What you need to do:
Examine the records and identify each line that includes the string "xlabel". Copy those lines.

Material provided:
--
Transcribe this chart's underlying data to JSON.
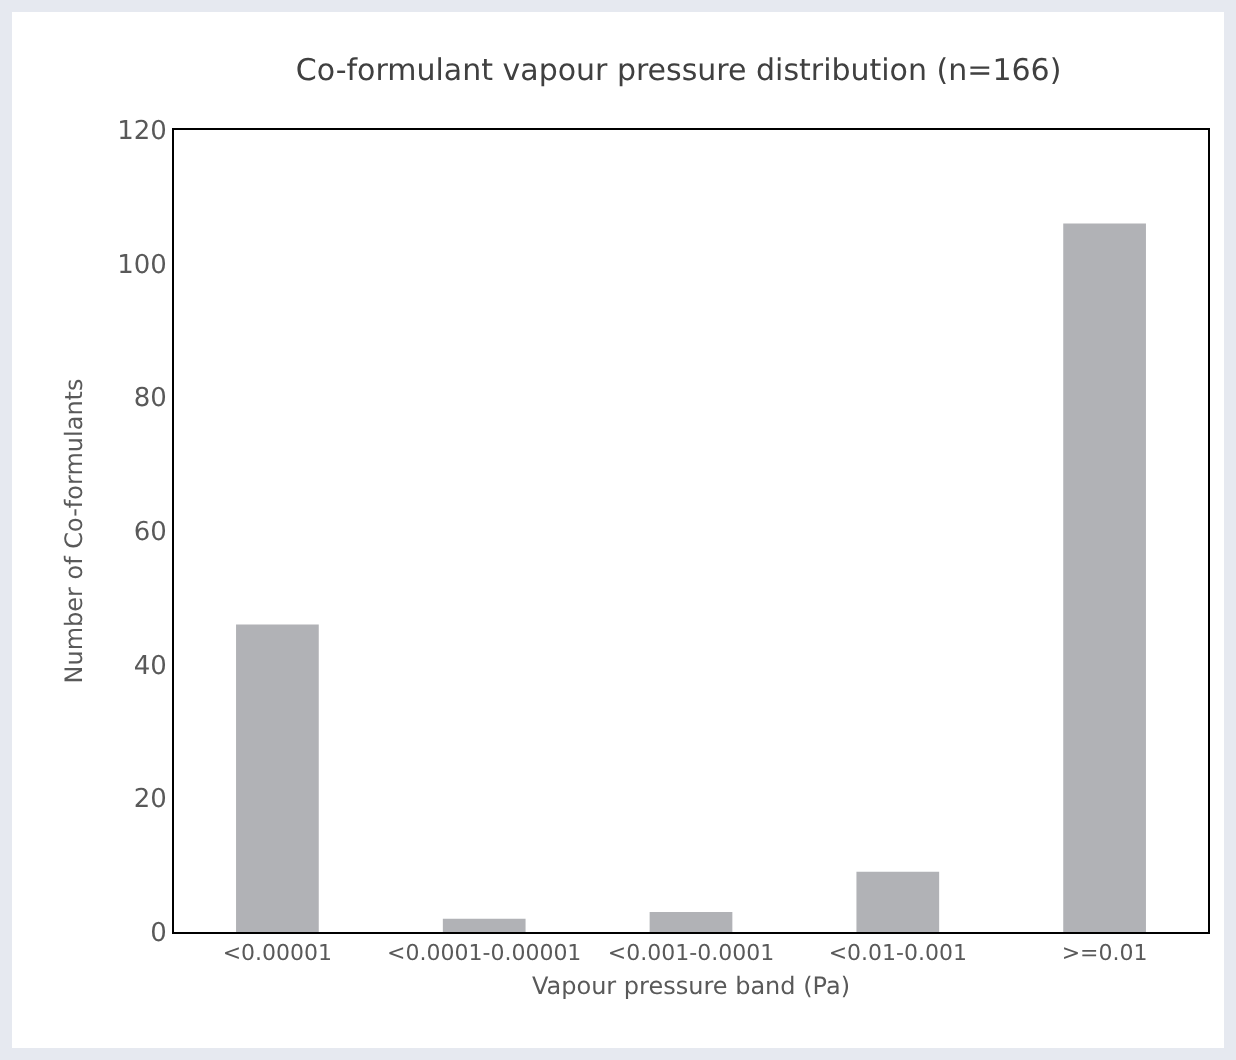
{
  "chart_data": {
    "type": "bar",
    "title": "Co-formulant vapour pressure distribution (n=166)",
    "xlabel": "Vapour pressure band (Pa)",
    "ylabel": "Number of Co-formulants",
    "categories": [
      "<0.00001",
      "<0.0001-0.00001",
      "<0.001-0.0001",
      "<0.01-0.001",
      ">=0.01"
    ],
    "values": [
      46,
      2,
      3,
      9,
      106
    ],
    "color": "#b1b2b6",
    "ylim": [
      0,
      120
    ],
    "yticks": [
      0,
      20,
      40,
      60,
      80,
      100,
      120
    ],
    "grid": false
  }
}
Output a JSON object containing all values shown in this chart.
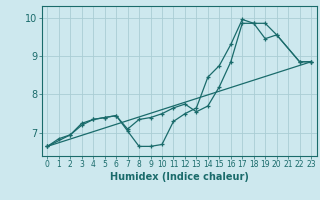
{
  "xlabel": "Humidex (Indice chaleur)",
  "background_color": "#cde8ee",
  "line_color": "#1a6b6b",
  "grid_color": "#aacdd4",
  "xlim": [
    -0.5,
    23.5
  ],
  "ylim": [
    6.4,
    10.3
  ],
  "xticks": [
    0,
    1,
    2,
    3,
    4,
    5,
    6,
    7,
    8,
    9,
    10,
    11,
    12,
    13,
    14,
    15,
    16,
    17,
    18,
    19,
    20,
    21,
    22,
    23
  ],
  "yticks": [
    7,
    8,
    9,
    10
  ],
  "series": [
    {
      "x": [
        0,
        1,
        2,
        3,
        4,
        5,
        6,
        7,
        8,
        9,
        10,
        11,
        12,
        13,
        14,
        15,
        16,
        17,
        18,
        19,
        20,
        22,
        23
      ],
      "y": [
        6.65,
        6.85,
        6.95,
        7.25,
        7.35,
        7.4,
        7.45,
        7.1,
        7.35,
        7.4,
        7.5,
        7.65,
        7.75,
        7.55,
        7.7,
        8.2,
        8.85,
        9.85,
        9.85,
        9.85,
        9.55,
        8.85,
        8.85
      ]
    },
    {
      "x": [
        0,
        2,
        3,
        4,
        5,
        6,
        7,
        8,
        9,
        10,
        11,
        12,
        13,
        14,
        15,
        16,
        17,
        18,
        19,
        20,
        22,
        23
      ],
      "y": [
        6.65,
        6.95,
        7.2,
        7.35,
        7.4,
        7.45,
        7.05,
        6.65,
        6.65,
        6.7,
        7.3,
        7.5,
        7.65,
        8.45,
        8.75,
        9.3,
        9.95,
        9.85,
        9.45,
        9.55,
        8.85,
        8.85
      ]
    },
    {
      "x": [
        0,
        23
      ],
      "y": [
        6.65,
        8.85
      ]
    }
  ]
}
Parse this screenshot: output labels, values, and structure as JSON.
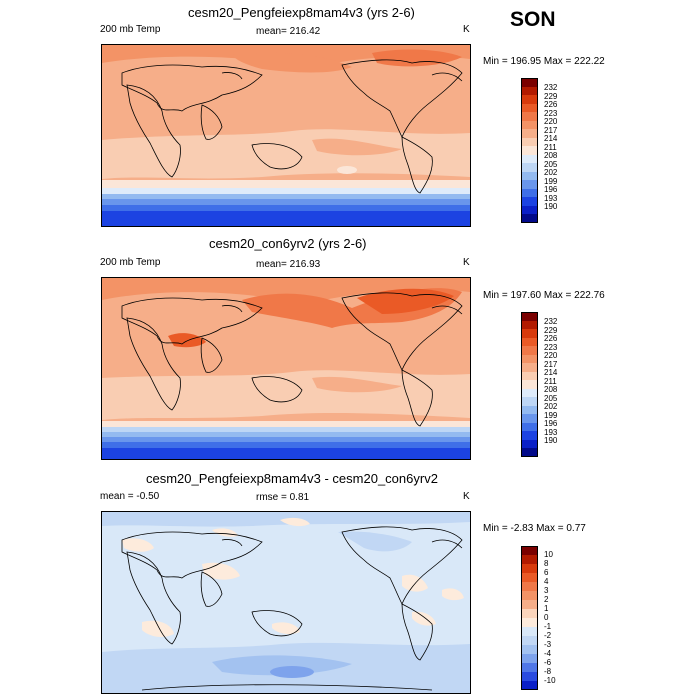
{
  "season": "SON",
  "panels": [
    {
      "title": "cesm20_Pengfeiexp8mam4v3 (yrs 2-6)",
      "left": "200 mb Temp",
      "center": "mean= 216.42",
      "right": "K",
      "minmax": "Min = 196.95 Max = 222.22",
      "colorbar_labels": [
        "232",
        "229",
        "226",
        "223",
        "220",
        "217",
        "214",
        "211",
        "208",
        "205",
        "202",
        "199",
        "196",
        "193",
        "190"
      ]
    },
    {
      "title": "cesm20_con6yrv2 (yrs 2-6)",
      "left": "200 mb Temp",
      "center": "mean= 216.93",
      "right": "K",
      "minmax": "Min = 197.60 Max = 222.76",
      "colorbar_labels": [
        "232",
        "229",
        "226",
        "223",
        "220",
        "217",
        "214",
        "211",
        "208",
        "205",
        "202",
        "199",
        "196",
        "193",
        "190"
      ]
    },
    {
      "title": "cesm20_Pengfeiexp8mam4v3 - cesm20_con6yrv2",
      "left": "mean =  -0.50",
      "center": "rmse =   0.81",
      "right": "K",
      "minmax": "Min =  -2.83 Max =   0.77",
      "colorbar_labels": [
        "10",
        "8",
        "6",
        "4",
        "3",
        "2",
        "1",
        "0",
        "-1",
        "-2",
        "-3",
        "-4",
        "-6",
        "-8",
        "-10"
      ]
    }
  ],
  "colors": {
    "abs_scale": [
      "#7a0000",
      "#b21a00",
      "#d83a0c",
      "#ea5a26",
      "#f07848",
      "#f39366",
      "#f6ae89",
      "#f9cdb2",
      "#fbe6d8",
      "#deebfa",
      "#bdd6f5",
      "#93baf0",
      "#6996ec",
      "#3f6fe8",
      "#1c43e2",
      "#0b20c7",
      "#020a8a"
    ],
    "diff_scale": [
      "#7a0000",
      "#b21a00",
      "#d83a0c",
      "#ea5a26",
      "#f07848",
      "#f39366",
      "#f6ae89",
      "#fbd5bc",
      "#fdebdc",
      "#d9e8f8",
      "#c1d7f4",
      "#a3c2f0",
      "#7ea3ec",
      "#5077e7",
      "#2a4be0",
      "#0b20c7"
    ]
  }
}
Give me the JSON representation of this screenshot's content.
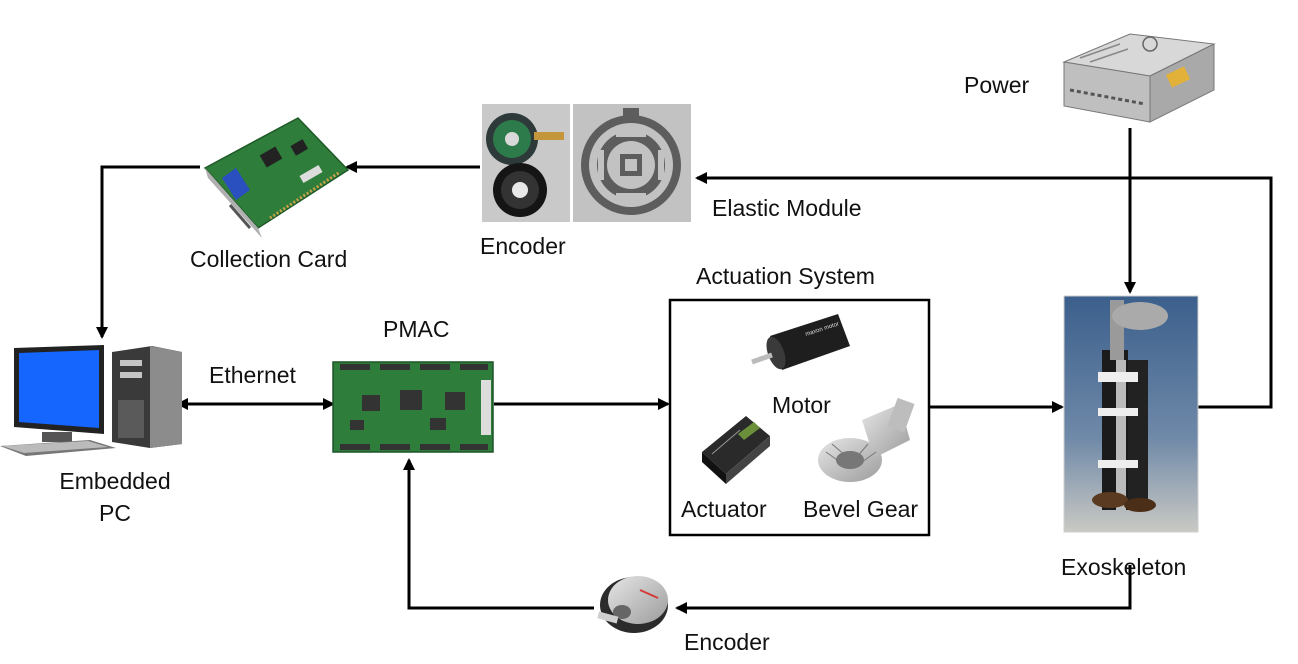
{
  "labels": {
    "power": "Power",
    "elastic_module": "Elastic Module",
    "encoder_top": "Encoder",
    "collection_card": "Collection Card",
    "actuation_system": "Actuation System",
    "pmac": "PMAC",
    "ethernet": "Ethernet",
    "embedded_pc_line1": "Embedded",
    "embedded_pc_line2": "PC",
    "motor": "Motor",
    "actuator": "Actuator",
    "bevel_gear": "Bevel Gear",
    "exoskeleton": "Exoskeleton",
    "encoder_bottom": "Encoder"
  },
  "colors": {
    "line": "#000000",
    "pcb_green": "#2f7d3a",
    "monitor_blue": "#1565ff",
    "metal_gray": "#9a9a9a",
    "dark_gray": "#3a3a3a"
  },
  "icons": {
    "power_supply": "power-supply-icon",
    "encoder_disk": "encoder-disk-icon",
    "elastic_module": "elastic-module-icon",
    "collection_card": "collection-card-icon",
    "pmac_board": "pmac-board-icon",
    "embedded_pc": "computer-icon",
    "motor": "motor-icon",
    "actuator": "actuator-driver-icon",
    "bevel_gear": "bevel-gear-icon",
    "exoskeleton": "exoskeleton-photo-icon",
    "rotary_encoder": "rotary-encoder-icon"
  }
}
--
Written reply:
    "xlabel": "Vapour pressure band (Pa)",
  "xlabel": "Humidex (Indice chaleur)",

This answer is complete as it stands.